▶ _REQUIRED WORK_:
Copy each line where the word "fumée" occurs.

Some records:
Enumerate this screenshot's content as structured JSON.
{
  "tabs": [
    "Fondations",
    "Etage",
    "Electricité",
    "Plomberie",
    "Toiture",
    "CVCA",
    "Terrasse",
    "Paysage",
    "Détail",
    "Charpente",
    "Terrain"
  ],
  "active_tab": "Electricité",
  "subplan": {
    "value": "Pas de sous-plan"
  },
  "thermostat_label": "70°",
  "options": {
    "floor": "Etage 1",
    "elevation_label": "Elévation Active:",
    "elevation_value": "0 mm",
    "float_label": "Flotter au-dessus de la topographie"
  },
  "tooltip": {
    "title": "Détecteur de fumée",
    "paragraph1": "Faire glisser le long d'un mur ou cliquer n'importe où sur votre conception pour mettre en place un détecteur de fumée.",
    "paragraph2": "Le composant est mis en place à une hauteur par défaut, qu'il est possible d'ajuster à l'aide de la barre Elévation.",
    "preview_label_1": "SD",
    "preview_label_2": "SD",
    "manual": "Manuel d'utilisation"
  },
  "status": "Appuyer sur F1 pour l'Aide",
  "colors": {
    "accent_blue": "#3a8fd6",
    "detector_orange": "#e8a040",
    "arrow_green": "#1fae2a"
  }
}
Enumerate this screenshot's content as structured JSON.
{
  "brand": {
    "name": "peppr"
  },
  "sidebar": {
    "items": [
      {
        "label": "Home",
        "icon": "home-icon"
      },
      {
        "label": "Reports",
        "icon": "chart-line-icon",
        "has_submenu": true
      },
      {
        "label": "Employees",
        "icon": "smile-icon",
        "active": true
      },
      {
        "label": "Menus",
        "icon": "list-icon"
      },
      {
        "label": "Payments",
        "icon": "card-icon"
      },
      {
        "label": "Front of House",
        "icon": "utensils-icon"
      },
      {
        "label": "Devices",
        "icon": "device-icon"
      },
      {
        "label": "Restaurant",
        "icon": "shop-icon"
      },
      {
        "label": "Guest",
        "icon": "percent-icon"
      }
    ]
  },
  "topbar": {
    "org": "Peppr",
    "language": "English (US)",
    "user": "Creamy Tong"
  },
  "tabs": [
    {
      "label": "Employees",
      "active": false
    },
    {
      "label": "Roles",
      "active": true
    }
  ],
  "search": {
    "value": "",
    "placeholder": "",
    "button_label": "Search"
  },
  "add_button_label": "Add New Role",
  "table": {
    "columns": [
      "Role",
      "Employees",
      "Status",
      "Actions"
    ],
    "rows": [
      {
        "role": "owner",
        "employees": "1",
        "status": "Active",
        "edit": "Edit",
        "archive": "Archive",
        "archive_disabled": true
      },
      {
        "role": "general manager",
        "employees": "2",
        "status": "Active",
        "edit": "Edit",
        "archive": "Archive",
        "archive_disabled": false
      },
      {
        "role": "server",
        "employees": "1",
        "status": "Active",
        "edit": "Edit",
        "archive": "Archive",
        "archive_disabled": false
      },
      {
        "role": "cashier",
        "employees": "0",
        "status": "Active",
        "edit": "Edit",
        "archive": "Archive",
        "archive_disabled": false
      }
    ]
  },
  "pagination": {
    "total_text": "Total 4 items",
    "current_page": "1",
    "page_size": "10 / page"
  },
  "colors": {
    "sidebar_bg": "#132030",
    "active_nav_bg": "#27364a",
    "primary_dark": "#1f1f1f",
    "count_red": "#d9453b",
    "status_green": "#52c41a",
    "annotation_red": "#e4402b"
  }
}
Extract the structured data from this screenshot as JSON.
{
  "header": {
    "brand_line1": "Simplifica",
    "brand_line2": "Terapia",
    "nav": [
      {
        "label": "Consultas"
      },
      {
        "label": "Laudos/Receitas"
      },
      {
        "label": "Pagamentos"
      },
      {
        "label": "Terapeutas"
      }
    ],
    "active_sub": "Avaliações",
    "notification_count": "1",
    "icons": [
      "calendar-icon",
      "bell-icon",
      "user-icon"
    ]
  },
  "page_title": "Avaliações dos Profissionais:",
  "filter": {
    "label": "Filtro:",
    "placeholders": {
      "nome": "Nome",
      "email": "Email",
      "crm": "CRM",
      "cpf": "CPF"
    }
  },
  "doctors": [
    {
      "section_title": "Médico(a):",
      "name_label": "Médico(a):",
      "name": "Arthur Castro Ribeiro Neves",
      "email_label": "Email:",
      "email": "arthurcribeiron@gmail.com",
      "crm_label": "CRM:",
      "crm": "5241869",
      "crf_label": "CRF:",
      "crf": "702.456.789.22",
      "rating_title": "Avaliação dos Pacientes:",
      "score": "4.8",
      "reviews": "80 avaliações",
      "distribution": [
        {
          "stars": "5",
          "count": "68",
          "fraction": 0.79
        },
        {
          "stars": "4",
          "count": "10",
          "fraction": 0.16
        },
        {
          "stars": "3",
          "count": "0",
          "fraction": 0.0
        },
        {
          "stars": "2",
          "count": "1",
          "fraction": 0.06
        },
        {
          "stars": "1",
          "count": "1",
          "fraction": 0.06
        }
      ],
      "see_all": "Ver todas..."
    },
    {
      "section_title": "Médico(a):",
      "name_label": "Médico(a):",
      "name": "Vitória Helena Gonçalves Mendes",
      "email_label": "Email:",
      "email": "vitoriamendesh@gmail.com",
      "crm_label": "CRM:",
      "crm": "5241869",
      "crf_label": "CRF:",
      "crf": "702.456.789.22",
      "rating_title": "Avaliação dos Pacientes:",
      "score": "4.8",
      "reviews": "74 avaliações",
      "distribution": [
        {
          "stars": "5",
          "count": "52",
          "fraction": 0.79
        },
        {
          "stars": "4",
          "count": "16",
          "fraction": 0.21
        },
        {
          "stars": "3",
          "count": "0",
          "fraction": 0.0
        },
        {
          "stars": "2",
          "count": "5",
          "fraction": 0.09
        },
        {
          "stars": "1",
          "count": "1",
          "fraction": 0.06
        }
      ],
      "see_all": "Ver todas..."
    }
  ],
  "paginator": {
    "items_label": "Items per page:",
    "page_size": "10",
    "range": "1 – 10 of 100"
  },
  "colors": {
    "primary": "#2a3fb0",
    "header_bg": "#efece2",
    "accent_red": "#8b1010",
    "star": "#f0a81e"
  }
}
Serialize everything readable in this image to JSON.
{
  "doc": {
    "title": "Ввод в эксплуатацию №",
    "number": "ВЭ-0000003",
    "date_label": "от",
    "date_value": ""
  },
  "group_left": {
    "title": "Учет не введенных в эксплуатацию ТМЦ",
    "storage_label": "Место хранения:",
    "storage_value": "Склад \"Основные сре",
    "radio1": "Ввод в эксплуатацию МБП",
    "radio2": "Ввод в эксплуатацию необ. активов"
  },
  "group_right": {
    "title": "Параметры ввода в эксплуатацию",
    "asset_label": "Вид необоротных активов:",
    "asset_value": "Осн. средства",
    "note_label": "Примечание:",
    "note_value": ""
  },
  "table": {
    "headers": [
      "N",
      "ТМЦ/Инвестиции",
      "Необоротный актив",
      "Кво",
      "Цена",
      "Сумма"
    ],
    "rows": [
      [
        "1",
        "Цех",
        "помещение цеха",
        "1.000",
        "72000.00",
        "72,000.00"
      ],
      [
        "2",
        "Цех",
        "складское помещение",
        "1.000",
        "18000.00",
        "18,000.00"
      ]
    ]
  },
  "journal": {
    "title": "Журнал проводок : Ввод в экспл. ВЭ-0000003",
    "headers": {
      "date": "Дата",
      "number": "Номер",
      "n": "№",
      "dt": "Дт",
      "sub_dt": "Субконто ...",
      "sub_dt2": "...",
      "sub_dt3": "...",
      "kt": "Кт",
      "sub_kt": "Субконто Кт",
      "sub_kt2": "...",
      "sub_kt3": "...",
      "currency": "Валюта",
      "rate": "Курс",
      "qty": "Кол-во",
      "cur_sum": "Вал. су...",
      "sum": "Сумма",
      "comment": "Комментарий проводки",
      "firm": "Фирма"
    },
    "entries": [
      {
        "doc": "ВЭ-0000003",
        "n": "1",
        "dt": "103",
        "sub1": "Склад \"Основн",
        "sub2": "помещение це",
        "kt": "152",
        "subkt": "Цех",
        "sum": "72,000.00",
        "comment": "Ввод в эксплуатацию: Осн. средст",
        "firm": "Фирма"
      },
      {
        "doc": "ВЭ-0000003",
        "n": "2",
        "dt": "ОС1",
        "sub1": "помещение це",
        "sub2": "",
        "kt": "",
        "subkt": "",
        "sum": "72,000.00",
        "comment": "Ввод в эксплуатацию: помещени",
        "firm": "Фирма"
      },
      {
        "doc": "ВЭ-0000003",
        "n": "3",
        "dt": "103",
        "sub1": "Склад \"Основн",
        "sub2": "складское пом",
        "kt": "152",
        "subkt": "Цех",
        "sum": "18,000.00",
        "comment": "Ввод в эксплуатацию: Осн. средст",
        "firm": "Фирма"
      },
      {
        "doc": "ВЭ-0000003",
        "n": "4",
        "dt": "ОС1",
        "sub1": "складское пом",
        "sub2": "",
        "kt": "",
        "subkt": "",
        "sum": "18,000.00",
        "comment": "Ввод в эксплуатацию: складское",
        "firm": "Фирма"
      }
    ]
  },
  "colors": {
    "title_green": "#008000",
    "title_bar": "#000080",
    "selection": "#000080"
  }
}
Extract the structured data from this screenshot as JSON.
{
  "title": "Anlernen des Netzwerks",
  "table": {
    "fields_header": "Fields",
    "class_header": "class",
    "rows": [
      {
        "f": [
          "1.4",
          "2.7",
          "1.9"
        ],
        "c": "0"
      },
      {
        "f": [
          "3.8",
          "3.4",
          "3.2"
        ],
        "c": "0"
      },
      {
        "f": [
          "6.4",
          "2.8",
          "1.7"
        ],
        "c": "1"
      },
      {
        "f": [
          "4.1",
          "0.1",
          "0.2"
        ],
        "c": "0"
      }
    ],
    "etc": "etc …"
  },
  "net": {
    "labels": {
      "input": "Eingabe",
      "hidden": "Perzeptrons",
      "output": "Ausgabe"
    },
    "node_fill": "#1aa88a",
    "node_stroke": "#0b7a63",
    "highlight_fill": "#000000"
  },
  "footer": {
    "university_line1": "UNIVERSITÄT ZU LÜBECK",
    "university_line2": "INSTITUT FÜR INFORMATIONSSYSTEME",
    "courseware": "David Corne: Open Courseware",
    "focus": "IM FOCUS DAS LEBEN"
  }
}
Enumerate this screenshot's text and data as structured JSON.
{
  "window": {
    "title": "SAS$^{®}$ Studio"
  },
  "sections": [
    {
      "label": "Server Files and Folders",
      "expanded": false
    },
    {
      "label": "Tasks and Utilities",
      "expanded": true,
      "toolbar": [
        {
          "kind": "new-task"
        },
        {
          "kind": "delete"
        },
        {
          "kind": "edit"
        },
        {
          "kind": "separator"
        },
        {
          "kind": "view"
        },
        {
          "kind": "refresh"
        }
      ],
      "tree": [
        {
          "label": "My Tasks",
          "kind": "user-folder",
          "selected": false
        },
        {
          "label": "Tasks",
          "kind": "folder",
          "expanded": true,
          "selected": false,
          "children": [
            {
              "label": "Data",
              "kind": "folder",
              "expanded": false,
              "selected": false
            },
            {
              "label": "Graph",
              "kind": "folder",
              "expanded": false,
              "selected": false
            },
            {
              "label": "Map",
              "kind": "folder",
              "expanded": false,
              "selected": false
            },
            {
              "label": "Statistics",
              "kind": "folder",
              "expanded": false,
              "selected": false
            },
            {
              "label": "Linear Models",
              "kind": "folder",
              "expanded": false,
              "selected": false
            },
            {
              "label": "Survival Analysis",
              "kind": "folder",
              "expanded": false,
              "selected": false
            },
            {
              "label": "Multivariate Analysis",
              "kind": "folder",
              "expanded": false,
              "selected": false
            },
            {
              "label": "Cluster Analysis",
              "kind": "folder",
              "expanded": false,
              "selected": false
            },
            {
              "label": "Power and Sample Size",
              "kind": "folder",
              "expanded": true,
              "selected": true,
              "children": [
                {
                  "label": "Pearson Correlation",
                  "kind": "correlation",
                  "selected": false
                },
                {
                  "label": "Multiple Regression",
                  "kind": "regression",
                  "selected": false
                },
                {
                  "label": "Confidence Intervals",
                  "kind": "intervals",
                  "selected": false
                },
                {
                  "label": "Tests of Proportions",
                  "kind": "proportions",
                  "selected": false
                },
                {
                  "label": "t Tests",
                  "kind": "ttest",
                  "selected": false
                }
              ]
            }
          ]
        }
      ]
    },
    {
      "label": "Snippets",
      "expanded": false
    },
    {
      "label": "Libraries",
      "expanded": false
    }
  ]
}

▶ _EXPECTED ANSWER_:
    "title": "Détecteur de fumée",
    "paragraph1": "Faire glisser le long d'un mur ou cliquer n'importe où sur votre conception pour mettre en place un détecteur de fumée.",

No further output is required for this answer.